◆ Exercise aim ◆
Go through the material and pull out every line with the string "what" in it.

◆ Dataset content ◆
[START]

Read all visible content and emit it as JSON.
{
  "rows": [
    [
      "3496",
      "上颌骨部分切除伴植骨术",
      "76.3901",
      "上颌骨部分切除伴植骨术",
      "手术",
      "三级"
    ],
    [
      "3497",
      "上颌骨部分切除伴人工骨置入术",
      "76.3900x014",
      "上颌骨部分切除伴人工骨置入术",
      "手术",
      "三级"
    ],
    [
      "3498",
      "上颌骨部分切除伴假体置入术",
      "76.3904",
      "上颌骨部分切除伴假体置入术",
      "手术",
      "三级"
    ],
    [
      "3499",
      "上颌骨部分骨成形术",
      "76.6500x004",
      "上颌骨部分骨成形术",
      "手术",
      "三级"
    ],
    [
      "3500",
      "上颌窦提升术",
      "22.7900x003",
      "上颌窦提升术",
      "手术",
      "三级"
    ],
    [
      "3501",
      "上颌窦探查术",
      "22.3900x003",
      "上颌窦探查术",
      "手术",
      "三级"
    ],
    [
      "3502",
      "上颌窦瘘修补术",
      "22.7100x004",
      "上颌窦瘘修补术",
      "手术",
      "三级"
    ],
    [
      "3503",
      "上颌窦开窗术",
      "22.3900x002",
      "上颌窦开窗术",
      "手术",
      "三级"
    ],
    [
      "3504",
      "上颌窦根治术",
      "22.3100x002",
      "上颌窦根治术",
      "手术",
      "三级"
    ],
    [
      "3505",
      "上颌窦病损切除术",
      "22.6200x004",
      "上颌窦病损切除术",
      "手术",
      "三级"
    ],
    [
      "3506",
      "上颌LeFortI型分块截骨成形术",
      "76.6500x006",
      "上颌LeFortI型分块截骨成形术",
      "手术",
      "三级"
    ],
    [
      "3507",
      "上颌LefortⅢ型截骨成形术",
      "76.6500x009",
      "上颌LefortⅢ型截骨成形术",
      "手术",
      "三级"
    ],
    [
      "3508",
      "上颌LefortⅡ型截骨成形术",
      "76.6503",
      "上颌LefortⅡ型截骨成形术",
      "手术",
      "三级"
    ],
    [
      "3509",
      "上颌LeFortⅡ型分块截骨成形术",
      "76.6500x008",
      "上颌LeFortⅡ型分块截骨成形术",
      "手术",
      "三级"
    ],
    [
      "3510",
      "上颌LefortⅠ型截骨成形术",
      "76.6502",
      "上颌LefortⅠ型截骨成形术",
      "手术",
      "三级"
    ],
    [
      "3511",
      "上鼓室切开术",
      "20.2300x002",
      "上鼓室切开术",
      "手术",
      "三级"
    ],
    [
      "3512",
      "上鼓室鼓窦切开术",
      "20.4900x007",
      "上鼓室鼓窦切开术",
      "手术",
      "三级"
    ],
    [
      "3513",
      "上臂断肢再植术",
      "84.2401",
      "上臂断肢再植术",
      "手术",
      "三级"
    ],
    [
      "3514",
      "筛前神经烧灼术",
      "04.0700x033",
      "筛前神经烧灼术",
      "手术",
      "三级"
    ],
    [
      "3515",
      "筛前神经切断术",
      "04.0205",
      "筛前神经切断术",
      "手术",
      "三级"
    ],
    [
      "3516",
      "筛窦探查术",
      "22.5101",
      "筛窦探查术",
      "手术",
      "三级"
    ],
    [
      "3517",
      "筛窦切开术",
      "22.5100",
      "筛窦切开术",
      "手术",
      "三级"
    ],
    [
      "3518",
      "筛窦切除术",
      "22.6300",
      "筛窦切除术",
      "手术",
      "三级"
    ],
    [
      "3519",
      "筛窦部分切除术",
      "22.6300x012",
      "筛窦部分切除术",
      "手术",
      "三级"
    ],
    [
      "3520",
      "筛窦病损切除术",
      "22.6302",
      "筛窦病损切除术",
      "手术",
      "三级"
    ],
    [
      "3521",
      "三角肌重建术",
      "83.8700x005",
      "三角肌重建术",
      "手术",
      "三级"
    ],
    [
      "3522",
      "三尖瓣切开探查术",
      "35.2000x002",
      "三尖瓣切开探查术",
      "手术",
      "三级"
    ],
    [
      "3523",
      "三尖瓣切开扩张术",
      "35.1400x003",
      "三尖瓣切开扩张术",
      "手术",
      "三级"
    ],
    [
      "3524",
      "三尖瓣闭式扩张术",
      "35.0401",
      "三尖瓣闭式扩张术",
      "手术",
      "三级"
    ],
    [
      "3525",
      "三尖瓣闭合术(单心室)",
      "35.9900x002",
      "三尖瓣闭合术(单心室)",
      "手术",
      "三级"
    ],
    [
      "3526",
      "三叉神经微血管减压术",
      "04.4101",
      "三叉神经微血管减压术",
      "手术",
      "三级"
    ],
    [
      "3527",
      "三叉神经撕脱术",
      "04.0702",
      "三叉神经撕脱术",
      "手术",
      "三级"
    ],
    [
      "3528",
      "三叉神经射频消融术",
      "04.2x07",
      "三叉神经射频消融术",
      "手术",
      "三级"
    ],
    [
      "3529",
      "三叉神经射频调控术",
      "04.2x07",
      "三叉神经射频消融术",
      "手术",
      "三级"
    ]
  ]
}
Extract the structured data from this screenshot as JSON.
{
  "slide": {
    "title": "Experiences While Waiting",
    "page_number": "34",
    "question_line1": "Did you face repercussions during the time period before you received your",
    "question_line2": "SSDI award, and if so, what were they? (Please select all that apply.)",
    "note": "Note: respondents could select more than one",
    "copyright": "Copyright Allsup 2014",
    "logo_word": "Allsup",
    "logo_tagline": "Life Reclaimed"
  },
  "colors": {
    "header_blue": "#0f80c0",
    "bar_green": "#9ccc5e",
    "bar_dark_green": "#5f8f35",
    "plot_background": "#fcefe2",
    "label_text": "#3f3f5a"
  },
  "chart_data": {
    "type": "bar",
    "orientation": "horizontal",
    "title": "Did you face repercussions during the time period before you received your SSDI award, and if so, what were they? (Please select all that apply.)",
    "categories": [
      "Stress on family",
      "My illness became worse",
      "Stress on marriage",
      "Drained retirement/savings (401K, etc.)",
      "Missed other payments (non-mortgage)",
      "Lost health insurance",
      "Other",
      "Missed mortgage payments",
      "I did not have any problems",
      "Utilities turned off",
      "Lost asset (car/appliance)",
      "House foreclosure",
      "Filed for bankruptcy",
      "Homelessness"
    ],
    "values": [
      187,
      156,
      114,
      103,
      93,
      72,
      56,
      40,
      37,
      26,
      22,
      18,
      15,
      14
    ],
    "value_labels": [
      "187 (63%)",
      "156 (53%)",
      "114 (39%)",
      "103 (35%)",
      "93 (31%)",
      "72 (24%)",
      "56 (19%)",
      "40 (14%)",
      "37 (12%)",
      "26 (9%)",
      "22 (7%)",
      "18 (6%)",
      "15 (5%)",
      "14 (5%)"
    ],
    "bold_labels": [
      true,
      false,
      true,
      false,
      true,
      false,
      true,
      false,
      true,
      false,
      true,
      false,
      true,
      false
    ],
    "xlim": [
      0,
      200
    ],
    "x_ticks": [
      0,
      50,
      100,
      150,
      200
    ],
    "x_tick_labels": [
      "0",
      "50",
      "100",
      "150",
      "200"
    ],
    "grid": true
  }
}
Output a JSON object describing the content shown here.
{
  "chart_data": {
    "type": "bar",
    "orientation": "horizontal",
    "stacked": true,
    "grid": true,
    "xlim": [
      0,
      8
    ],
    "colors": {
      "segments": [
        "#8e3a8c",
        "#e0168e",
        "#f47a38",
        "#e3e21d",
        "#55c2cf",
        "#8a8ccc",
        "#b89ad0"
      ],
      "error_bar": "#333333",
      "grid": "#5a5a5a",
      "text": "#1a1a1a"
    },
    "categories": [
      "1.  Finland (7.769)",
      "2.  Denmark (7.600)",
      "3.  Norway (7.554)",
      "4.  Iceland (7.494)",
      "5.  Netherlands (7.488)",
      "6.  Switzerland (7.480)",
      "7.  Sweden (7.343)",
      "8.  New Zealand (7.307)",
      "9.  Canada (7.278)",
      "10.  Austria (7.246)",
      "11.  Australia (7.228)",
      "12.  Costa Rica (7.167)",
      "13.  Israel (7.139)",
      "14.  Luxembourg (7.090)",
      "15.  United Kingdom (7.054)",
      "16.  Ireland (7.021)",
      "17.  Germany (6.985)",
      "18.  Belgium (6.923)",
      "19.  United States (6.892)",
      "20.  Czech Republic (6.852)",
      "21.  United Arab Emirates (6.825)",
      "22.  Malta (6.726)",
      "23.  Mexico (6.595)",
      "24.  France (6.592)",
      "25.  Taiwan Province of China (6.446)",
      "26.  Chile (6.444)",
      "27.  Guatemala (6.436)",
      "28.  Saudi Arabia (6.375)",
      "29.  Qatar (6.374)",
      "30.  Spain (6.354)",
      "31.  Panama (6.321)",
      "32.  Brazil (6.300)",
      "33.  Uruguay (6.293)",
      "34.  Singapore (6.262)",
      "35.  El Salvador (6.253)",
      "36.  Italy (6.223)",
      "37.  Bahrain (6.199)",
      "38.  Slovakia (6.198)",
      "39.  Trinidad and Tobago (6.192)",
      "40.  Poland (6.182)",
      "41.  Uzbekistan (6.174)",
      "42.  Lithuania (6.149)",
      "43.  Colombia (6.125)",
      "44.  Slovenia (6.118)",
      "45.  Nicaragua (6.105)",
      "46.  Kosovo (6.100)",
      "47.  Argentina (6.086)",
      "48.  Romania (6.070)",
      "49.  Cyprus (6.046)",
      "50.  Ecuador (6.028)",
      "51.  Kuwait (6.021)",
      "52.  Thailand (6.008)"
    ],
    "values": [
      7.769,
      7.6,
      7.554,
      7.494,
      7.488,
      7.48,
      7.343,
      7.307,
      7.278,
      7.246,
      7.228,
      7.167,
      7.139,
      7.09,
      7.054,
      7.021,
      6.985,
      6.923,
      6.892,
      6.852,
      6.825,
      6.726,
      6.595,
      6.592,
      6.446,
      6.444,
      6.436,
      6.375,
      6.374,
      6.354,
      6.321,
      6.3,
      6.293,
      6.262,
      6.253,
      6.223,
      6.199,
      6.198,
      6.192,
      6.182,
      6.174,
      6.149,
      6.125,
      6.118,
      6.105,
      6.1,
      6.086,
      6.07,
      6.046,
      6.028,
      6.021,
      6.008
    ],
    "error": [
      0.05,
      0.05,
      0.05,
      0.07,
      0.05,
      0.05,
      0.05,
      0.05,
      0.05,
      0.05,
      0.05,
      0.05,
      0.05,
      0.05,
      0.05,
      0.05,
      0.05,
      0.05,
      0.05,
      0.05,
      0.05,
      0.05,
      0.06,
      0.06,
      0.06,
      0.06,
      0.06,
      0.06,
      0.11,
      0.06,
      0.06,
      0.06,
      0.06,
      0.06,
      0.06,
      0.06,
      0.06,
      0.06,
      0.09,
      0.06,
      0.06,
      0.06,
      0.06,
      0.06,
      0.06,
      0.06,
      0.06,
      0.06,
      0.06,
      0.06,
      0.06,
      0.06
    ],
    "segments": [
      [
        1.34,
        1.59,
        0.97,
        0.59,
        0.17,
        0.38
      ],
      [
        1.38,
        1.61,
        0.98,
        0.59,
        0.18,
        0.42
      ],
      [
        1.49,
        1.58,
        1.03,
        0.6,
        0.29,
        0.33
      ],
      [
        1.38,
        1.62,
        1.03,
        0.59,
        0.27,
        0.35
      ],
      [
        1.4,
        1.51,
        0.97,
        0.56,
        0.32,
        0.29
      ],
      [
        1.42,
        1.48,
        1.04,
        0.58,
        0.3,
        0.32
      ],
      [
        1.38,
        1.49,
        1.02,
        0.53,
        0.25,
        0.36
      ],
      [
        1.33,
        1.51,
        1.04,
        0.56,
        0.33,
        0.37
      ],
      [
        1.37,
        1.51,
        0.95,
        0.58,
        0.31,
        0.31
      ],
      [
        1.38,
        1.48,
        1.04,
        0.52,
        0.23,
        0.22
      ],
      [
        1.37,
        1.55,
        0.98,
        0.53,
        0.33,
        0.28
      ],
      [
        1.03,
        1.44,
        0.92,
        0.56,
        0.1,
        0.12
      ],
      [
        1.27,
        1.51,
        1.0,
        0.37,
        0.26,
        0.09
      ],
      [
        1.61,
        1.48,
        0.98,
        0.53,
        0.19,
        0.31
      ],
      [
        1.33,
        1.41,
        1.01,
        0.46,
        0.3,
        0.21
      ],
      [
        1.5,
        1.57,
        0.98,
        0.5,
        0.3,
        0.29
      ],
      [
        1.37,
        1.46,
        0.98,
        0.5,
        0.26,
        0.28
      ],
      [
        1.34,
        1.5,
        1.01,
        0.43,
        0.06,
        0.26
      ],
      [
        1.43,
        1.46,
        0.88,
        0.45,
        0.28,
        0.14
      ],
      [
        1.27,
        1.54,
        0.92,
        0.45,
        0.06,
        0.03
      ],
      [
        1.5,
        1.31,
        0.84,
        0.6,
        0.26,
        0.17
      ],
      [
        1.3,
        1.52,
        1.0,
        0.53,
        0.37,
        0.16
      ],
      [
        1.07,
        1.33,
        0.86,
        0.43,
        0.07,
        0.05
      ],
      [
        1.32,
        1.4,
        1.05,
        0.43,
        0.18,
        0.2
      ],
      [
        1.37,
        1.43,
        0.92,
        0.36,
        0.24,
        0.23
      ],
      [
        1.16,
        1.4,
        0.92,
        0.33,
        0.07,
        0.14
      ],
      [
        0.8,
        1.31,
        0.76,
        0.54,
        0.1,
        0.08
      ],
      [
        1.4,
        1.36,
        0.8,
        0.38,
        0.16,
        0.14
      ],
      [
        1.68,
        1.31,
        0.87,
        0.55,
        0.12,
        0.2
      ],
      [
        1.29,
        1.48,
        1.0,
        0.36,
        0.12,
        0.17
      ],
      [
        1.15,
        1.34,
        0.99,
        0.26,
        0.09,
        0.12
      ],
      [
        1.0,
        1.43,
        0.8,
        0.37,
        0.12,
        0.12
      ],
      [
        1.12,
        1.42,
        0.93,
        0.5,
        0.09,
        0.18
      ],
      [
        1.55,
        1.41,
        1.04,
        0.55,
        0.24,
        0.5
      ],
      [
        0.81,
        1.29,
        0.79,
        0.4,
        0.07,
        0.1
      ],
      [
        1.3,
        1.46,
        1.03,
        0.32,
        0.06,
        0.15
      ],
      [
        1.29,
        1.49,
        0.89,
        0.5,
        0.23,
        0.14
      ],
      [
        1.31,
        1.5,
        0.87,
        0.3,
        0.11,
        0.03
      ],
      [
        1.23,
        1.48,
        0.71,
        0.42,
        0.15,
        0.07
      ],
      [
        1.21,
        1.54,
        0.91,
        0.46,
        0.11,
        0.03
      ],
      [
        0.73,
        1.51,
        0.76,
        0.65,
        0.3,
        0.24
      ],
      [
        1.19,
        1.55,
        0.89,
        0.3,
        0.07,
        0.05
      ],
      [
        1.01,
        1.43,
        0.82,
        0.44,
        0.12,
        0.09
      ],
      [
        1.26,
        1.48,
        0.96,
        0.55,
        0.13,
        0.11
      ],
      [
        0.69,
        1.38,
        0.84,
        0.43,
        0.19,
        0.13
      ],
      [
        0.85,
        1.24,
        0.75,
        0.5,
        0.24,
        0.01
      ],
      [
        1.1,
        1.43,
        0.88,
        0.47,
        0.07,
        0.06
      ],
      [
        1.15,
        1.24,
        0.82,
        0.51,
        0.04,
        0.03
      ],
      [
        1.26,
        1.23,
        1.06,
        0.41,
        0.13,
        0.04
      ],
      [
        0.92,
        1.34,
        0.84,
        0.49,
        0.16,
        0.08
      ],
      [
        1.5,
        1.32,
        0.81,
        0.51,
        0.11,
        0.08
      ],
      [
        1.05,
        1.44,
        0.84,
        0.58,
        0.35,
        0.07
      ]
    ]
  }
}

[END]

◆ Result ◆
    "question_line2": "SSDI award, and if so, what were they? (Please select all that apply.)",
    "title": "Did you face repercussions during the time period before you received your SSDI award, and if so, what were they? (Please select all that apply.)",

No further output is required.